Your task is to copy every line of this material exactly.

-- start --

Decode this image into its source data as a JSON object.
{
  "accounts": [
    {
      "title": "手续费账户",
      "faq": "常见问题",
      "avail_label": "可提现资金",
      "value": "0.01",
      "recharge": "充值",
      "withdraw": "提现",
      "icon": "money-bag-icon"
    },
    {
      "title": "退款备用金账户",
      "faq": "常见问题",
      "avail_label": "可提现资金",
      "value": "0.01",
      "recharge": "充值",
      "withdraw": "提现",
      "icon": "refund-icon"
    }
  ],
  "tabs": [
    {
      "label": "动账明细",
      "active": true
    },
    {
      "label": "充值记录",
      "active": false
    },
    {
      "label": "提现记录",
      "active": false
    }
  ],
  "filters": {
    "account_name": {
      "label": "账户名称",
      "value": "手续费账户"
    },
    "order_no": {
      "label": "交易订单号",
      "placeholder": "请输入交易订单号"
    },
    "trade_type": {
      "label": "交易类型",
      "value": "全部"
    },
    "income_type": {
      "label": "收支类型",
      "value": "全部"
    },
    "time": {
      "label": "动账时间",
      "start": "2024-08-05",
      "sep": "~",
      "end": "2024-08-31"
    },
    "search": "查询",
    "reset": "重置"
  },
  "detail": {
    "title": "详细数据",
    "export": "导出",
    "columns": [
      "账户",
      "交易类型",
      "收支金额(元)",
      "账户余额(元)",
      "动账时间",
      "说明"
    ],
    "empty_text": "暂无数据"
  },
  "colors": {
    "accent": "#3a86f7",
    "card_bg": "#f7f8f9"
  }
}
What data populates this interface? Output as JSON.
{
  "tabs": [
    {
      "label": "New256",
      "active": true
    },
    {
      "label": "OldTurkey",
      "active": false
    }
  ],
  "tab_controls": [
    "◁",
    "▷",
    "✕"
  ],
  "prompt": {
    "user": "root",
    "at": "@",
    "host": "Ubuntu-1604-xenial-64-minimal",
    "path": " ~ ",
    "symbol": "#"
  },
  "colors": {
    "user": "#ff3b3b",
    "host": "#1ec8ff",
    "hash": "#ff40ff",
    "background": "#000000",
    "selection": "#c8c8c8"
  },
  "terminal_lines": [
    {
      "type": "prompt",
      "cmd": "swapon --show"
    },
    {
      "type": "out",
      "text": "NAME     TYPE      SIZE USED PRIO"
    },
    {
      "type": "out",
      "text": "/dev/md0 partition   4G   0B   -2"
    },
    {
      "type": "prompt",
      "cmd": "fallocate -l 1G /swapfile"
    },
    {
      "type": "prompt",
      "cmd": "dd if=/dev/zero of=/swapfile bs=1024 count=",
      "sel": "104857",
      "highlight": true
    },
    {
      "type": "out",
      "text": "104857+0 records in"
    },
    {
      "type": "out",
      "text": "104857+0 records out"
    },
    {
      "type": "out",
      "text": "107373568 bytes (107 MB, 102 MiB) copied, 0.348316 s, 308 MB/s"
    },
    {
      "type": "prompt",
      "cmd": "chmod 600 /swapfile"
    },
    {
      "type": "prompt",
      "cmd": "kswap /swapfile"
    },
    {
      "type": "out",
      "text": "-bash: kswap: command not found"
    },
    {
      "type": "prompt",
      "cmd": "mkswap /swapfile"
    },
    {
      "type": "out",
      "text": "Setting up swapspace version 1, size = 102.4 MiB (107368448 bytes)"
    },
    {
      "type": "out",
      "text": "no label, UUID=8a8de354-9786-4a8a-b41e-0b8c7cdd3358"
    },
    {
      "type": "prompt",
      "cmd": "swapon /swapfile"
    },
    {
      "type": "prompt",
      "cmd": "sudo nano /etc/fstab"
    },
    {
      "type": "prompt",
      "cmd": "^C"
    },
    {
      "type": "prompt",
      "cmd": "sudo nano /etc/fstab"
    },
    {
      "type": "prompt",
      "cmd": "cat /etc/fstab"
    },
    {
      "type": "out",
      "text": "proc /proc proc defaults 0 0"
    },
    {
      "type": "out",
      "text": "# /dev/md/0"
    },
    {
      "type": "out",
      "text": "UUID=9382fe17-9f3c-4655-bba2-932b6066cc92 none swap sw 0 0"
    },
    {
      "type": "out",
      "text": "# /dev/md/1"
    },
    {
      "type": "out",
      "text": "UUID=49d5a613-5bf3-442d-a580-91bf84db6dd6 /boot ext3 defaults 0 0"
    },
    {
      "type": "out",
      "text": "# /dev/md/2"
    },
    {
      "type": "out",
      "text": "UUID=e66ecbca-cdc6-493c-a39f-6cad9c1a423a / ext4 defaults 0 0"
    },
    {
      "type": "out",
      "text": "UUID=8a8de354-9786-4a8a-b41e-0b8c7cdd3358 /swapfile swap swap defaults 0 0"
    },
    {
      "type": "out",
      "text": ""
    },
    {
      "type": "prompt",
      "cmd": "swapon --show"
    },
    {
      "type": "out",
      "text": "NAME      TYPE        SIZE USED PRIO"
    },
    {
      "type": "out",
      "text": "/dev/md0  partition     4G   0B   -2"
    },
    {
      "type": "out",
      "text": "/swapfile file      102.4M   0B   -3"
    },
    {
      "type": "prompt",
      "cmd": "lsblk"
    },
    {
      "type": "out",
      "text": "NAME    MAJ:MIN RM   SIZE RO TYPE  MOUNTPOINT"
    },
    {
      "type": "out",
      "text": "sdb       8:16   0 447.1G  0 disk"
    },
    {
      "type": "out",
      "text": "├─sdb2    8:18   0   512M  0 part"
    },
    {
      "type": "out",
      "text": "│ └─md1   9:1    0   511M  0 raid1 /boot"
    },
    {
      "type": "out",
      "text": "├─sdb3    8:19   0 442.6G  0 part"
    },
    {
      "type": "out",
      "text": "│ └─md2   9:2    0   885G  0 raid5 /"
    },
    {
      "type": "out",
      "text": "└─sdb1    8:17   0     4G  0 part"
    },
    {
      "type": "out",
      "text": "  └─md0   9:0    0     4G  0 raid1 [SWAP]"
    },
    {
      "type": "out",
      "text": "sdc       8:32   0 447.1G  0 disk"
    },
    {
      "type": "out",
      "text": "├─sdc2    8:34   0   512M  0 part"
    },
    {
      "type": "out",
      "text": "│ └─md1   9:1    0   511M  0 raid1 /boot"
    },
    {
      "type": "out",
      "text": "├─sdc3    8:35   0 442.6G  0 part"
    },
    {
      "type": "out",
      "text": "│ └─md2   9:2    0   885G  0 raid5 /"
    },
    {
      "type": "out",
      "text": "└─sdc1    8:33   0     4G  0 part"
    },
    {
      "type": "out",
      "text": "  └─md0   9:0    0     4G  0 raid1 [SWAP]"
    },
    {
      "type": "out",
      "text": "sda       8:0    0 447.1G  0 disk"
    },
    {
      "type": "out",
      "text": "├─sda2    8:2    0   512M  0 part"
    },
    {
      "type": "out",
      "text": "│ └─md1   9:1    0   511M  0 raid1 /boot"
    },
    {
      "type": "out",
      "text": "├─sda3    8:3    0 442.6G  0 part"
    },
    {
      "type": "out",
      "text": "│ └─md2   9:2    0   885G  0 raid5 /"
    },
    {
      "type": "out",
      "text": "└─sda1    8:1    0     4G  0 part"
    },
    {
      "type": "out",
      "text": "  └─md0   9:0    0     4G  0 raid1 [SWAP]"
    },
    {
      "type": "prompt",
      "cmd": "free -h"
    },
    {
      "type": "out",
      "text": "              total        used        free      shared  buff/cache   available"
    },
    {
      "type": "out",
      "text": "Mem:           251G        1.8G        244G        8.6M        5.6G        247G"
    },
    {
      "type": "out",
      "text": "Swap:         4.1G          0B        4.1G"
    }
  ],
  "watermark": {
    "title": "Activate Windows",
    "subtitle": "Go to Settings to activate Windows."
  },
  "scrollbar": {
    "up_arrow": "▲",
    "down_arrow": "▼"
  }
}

-- end --

# Exercise answer
Decode this image into its source data as a JSON object.
{
  "accounts": [
    {
      "title": "手续费账户",
      "faq": "常见问题",
      "avail_label": "可提现资金",
      "value": "0.01",
      "recharge": "充值",
      "withdraw": "提现",
      "icon": "money-bag-icon"
    },
    {
      "title": "退款备用金账户",
      "faq": "常见问题",
      "avail_label": "可提现资金",
      "value": "0.01",
      "recharge": "充值",
      "withdraw": "提现",
      "icon": "refund-icon"
    }
  ],
  "tabs": [
    {
      "label": "动账明细",
      "active": true
    },
    {
      "label": "充值记录",
      "active": false
    },
    {
      "label": "提现记录",
      "active": false
    }
  ],
  "filters": {
    "account_name": {
      "label": "账户名称",
      "value": "手续费账户"
    },
    "order_no": {
      "label": "交易订单号",
      "placeholder": "请输入交易订单号"
    },
    "trade_type": {
      "label": "交易类型",
      "value": "全部"
    },
    "income_type": {
      "label": "收支类型",
      "value": "全部"
    },
    "time": {
      "label": "动账时间",
      "start": "2024-08-05",
      "sep": "~",
      "end": "2024-08-31"
    },
    "search": "查询",
    "reset": "重置"
  },
  "detail": {
    "title": "详细数据",
    "export": "导出",
    "columns": [
      "账户",
      "交易类型",
      "收支金额(元)",
      "账户余额(元)",
      "动账时间",
      "说明"
    ],
    "empty_text": "暂无数据"
  },
  "colors": {
    "accent": "#3a86f7",
    "card_bg": "#f7f8f9"
  }
}
What data populates this interface? Output as JSON.
{
  "tabs": [
    {
      "label": "New256",
      "active": true
    },
    {
      "label": "OldTurkey",
      "active": false
    }
  ],
  "tab_controls": [
    "◁",
    "▷",
    "✕"
  ],
  "prompt": {
    "user": "root",
    "at": "@",
    "host": "Ubuntu-1604-xenial-64-minimal",
    "path": " ~ ",
    "symbol": "#"
  },
  "colors": {
    "user": "#ff3b3b",
    "host": "#1ec8ff",
    "hash": "#ff40ff",
    "background": "#000000",
    "selection": "#c8c8c8"
  },
  "terminal_lines": [
    {
      "type": "prompt",
      "cmd": "swapon --show"
    },
    {
      "type": "out",
      "text": "NAME     TYPE      SIZE USED PRIO"
    },
    {
      "type": "out",
      "text": "/dev/md0 partition   4G   0B   -2"
    },
    {
      "type": "prompt",
      "cmd": "fallocate -l 1G /swapfile"
    },
    {
      "type": "prompt",
      "cmd": "dd if=/dev/zero of=/swapfile bs=1024 count=",
      "sel": "104857",
      "highlight": true
    },
    {
      "type": "out",
      "text": "104857+0 records in"
    },
    {
      "type": "out",
      "text": "104857+0 records out"
    },
    {
      "type": "out",
      "text": "107373568 bytes (107 MB, 102 MiB) copied, 0.348316 s, 308 MB/s"
    },
    {
      "type": "prompt",
      "cmd": "chmod 600 /swapfile"
    },
    {
      "type": "prompt",
      "cmd": "kswap /swapfile"
    },
    {
      "type": "out",
      "text": "-bash: kswap: command not found"
    },
    {
      "type": "prompt",
      "cmd": "mkswap /swapfile"
    },
    {
      "type": "out",
      "text": "Setting up swapspace version 1, size = 102.4 MiB (107368448 bytes)"
    },
    {
      "type": "out",
      "text": "no label, UUID=8a8de354-9786-4a8a-b41e-0b8c7cdd3358"
    },
    {
      "type": "prompt",
      "cmd": "swapon /swapfile"
    },
    {
      "type": "prompt",
      "cmd": "sudo nano /etc/fstab"
    },
    {
      "type": "prompt",
      "cmd": "^C"
    },
    {
      "type": "prompt",
      "cmd": "sudo nano /etc/fstab"
    },
    {
      "type": "prompt",
      "cmd": "cat /etc/fstab"
    },
    {
      "type": "out",
      "text": "proc /proc proc defaults 0 0"
    },
    {
      "type": "out",
      "text": "# /dev/md/0"
    },
    {
      "type": "out",
      "text": "UUID=9382fe17-9f3c-4655-bba2-932b6066cc92 none swap sw 0 0"
    },
    {
      "type": "out",
      "text": "# /dev/md/1"
    },
    {
      "type": "out",
      "text": "UUID=49d5a613-5bf3-442d-a580-91bf84db6dd6 /boot ext3 defaults 0 0"
    },
    {
      "type": "out",
      "text": "# /dev/md/2"
    },
    {
      "type": "out",
      "text": "UUID=e66ecbca-cdc6-493c-a39f-6cad9c1a423a / ext4 defaults 0 0"
    },
    {
      "type": "out",
      "text": "UUID=8a8de354-9786-4a8a-b41e-0b8c7cdd3358 /swapfile swap swap defaults 0 0"
    },
    {
      "type": "out",
      "text": ""
    },
    {
      "type": "prompt",
      "cmd": "swapon --show"
    },
    {
      "type": "out",
      "text": "NAME      TYPE        SIZE USED PRIO"
    },
    {
      "type": "out",
      "text": "/dev/md0  partition     4G   0B   -2"
    },
    {
      "type": "out",
      "text": "/swapfile file      102.4M   0B   -3"
    },
    {
      "type": "prompt",
      "cmd": "lsblk"
    },
    {
      "type": "out",
      "text": "NAME    MAJ:MIN RM   SIZE RO TYPE  MOUNTPOINT"
    },
    {
      "type": "out",
      "text": "sdb       8:16   0 447.1G  0 disk"
    },
    {
      "type": "out",
      "text": "├─sdb2    8:18   0   512M  0 part"
    },
    {
      "type": "out",
      "text": "│ └─md1   9:1    0   511M  0 raid1 /boot"
    },
    {
      "type": "out",
      "text": "├─sdb3    8:19   0 442.6G  0 part"
    },
    {
      "type": "out",
      "text": "│ └─md2   9:2    0   885G  0 raid5 /"
    },
    {
      "type": "out",
      "text": "└─sdb1    8:17   0     4G  0 part"
    },
    {
      "type": "out",
      "text": "  └─md0   9:0    0     4G  0 raid1 [SWAP]"
    },
    {
      "type": "out",
      "text": "sdc       8:32   0 447.1G  0 disk"
    },
    {
      "type": "out",
      "text": "├─sdc2    8:34   0   512M  0 part"
    },
    {
      "type": "out",
      "text": "│ └─md1   9:1    0   511M  0 raid1 /boot"
    },
    {
      "type": "out",
      "text": "├─sdc3    8:35   0 442.6G  0 part"
    },
    {
      "type": "out",
      "text": "│ └─md2   9:2    0   885G  0 raid5 /"
    },
    {
      "type": "out",
      "text": "└─sdc1    8:33   0     4G  0 part"
    },
    {
      "type": "out",
      "text": "  └─md0   9:0    0     4G  0 raid1 [SWAP]"
    },
    {
      "type": "out",
      "text": "sda       8:0    0 447.1G  0 disk"
    },
    {
      "type": "out",
      "text": "├─sda2    8:2    0   512M  0 part"
    },
    {
      "type": "out",
      "text": "│ └─md1   9:1    0   511M  0 raid1 /boot"
    },
    {
      "type": "out",
      "text": "├─sda3    8:3    0 442.6G  0 part"
    },
    {
      "type": "out",
      "text": "│ └─md2   9:2    0   885G  0 raid5 /"
    },
    {
      "type": "out",
      "text": "└─sda1    8:1    0     4G  0 part"
    },
    {
      "type": "out",
      "text": "  └─md0   9:0    0     4G  0 raid1 [SWAP]"
    },
    {
      "type": "prompt",
      "cmd": "free -h"
    },
    {
      "type": "out",
      "text": "              total        used        free      shared  buff/cache   available"
    },
    {
      "type": "out",
      "text": "Mem:           251G        1.8G        244G        8.6M        5.6G        247G"
    },
    {
      "type": "out",
      "text": "Swap:         4.1G          0B        4.1G"
    }
  ],
  "watermark": {
    "title": "Activate Windows",
    "subtitle": "Go to Settings to activate Windows."
  },
  "scrollbar": {
    "up_arrow": "▲",
    "down_arrow": "▼"
  }
}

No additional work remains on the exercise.